### [Task brief]
Word for word, set down the records and skip each picture.

### [Extracted records]
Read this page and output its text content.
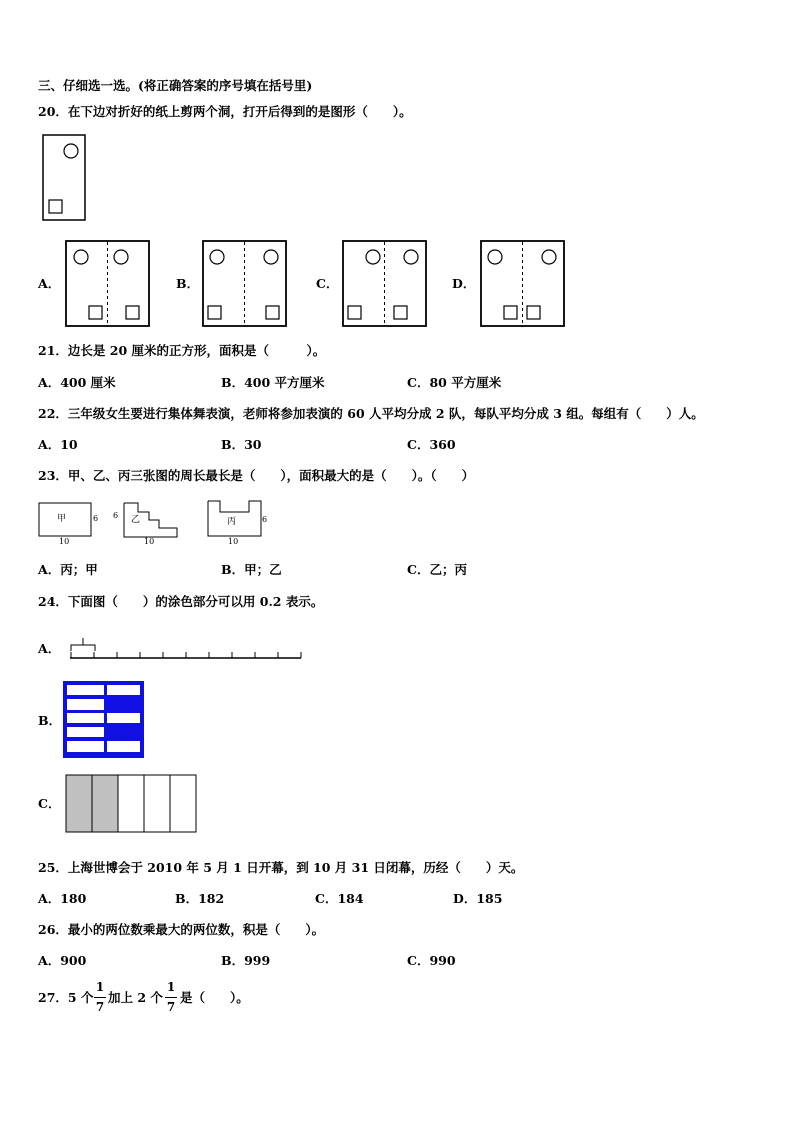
三、仔细选一选。(将正确答案的序号填在括号里)
20．在下边对折好的纸上剪两个洞，打开后得到的是图形（　　）。
A．	B．	C．	D．
21．边长是 20 厘米的正方形，面积是（　　　）。
A．400 厘米	B．400 平方厘米	C．80 平方厘米
22．三年级女生要进行集体舞表演，老师将参加表演的 60 人平均分成 2 队，每队平均分成 3 组。每组有（　　）人。
A．10	B．30	C．360
23．甲、乙、丙三张图的周长最长是（　　），面积最大的是（　　）。（　　）
甲	6
10
乙
6
10
丙	6
10
A．丙；甲	B．甲；乙	C．乙；丙
24．下面图（　　）的涂色部分可以用 0.2 表示。
A．
B．
C．
25．上海世博会于 2010 年 5 月 1 日开幕，到 10 月 31 日闭幕，历经（　　）天。
A．180	B．182	C．184	D．185
26．最小的两位数乘最大的两位数，积是（　　）。
A．900	B．999	C．990
27．5 个
1
7
加上 2 个
1
7
是（　　）。
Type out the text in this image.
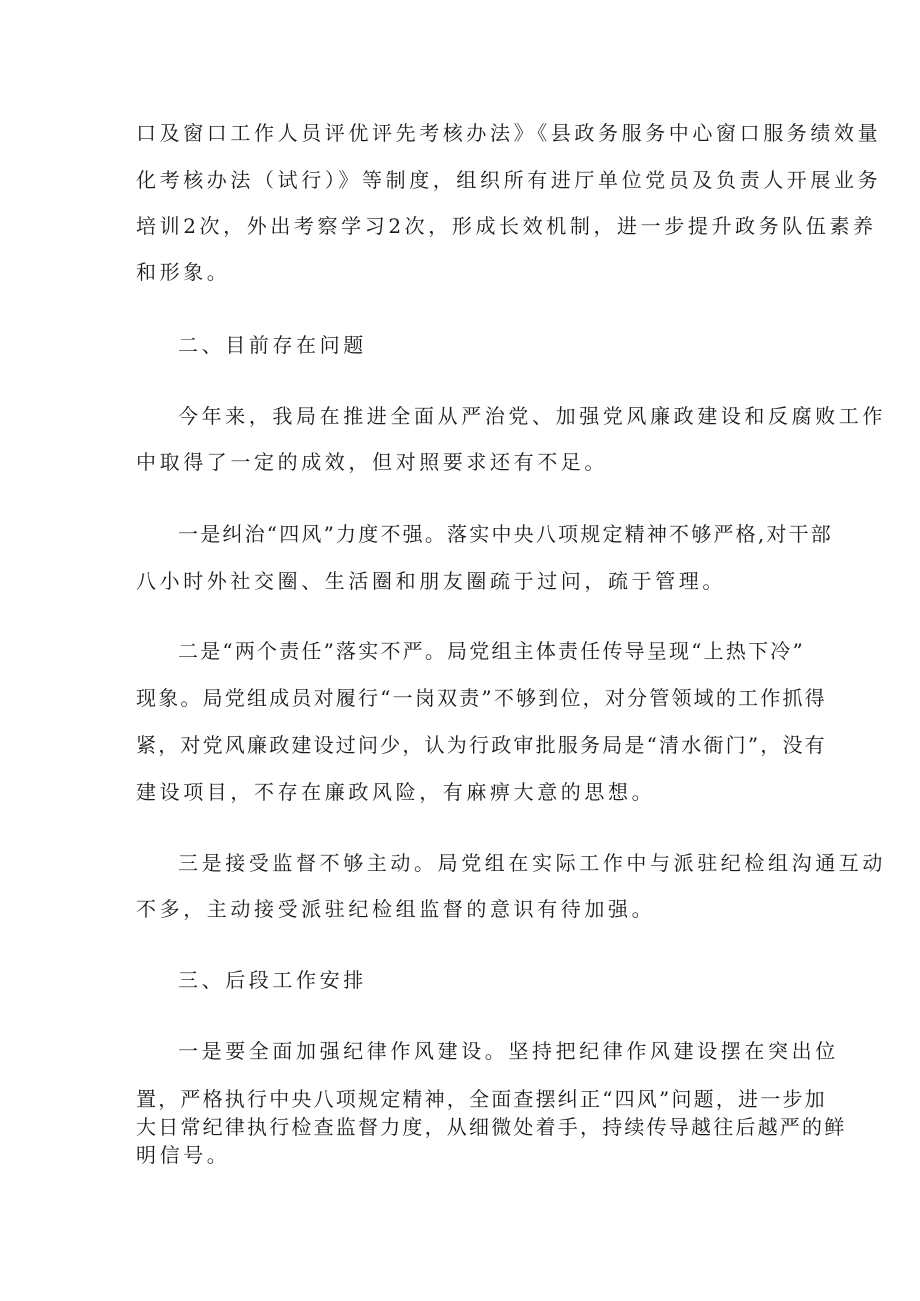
口及窗口工作人员评优评先考核办法》《县政务服务中心窗口服务绩效量
化考核办法（试行）》等制度，组织所有进厅单位党员及负责人开展业务
培训2次，外出考察学习2次，形成长效机制，进一步提升政务队伍素养
和形象。
二、目前存在问题
今年来，我局在推进全面从严治党、加强党风廉政建设和反腐败工作
中取得了一定的成效，但对照要求还有不足。
一是纠治“四风”力度不强。落实中央八项规定精神不够严格,对干部
八小时外社交圈、生活圈和朋友圈疏于过问，疏于管理。
二是“两个责任”落实不严。局党组主体责任传导呈现“上热下冷”
现象。局党组成员对履行“一岗双责”不够到位，对分管领域的工作抓得
紧，对党风廉政建设过问少，认为行政审批服务局是“清水衙门”，没有
建设项目，不存在廉政风险，有麻痹大意的思想。
三是接受监督不够主动。局党组在实际工作中与派驻纪检组沟通互动
不多，主动接受派驻纪检组监督的意识有待加强。
三、后段工作安排
一是要全面加强纪律作风建设。坚持把纪律作风建设摆在突出位
置，严格执行中央八项规定精神，全面查摆纠正“四风”问题，进一步加
大日常纪律执行检查监督力度，从细微处着手，持续传导越往后越严的鲜
明信号。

### [Answer to this problem]
Read this page and output its text content.
三、仔细选一选。(将正确答案的序号填在括号里)
20．在下边对折好的纸上剪两个洞，打开后得到的是图形（　　）。
A．	B．	C．	D．
21．边长是 20 厘米的正方形，面积是（　　　）。
A．400 厘米	B．400 平方厘米	C．80 平方厘米
22．三年级女生要进行集体舞表演，老师将参加表演的 60 人平均分成 2 队，每队平均分成 3 组。每组有（　　）人。
A．10	B．30	C．360
23．甲、乙、丙三张图的周长最长是（　　），面积最大的是（　　）。（　　）
甲	6
10
乙
6
10
丙	6
10
A．丙；甲	B．甲；乙	C．乙；丙
24．下面图（　　）的涂色部分可以用 0.2 表示。
A．
B．
C．
25．上海世博会于 2010 年 5 月 1 日开幕，到 10 月 31 日闭幕，历经（　　）天。
A．180	B．182	C．184	D．185
26．最小的两位数乘最大的两位数，积是（　　）。
A．900	B．999	C．990
27．5 个
1
7
加上 2 个
1
7
是（　　）。
Type out the text in this image.
口及窗口工作人员评优评先考核办法》《县政务服务中心窗口服务绩效量
化考核办法（试行）》等制度，组织所有进厅单位党员及负责人开展业务
培训2次，外出考察学习2次，形成长效机制，进一步提升政务队伍素养
和形象。
二、目前存在问题
今年来，我局在推进全面从严治党、加强党风廉政建设和反腐败工作
中取得了一定的成效，但对照要求还有不足。
一是纠治“四风”力度不强。落实中央八项规定精神不够严格,对干部
八小时外社交圈、生活圈和朋友圈疏于过问，疏于管理。
二是“两个责任”落实不严。局党组主体责任传导呈现“上热下冷”
现象。局党组成员对履行“一岗双责”不够到位，对分管领域的工作抓得
紧，对党风廉政建设过问少，认为行政审批服务局是“清水衙门”，没有
建设项目，不存在廉政风险，有麻痹大意的思想。
三是接受监督不够主动。局党组在实际工作中与派驻纪检组沟通互动
不多，主动接受派驻纪检组监督的意识有待加强。
三、后段工作安排
一是要全面加强纪律作风建设。坚持把纪律作风建设摆在突出位
置，严格执行中央八项规定精神，全面查摆纠正“四风”问题，进一步加
大日常纪律执行检查监督力度，从细微处着手，持续传导越往后越严的鲜
明信号。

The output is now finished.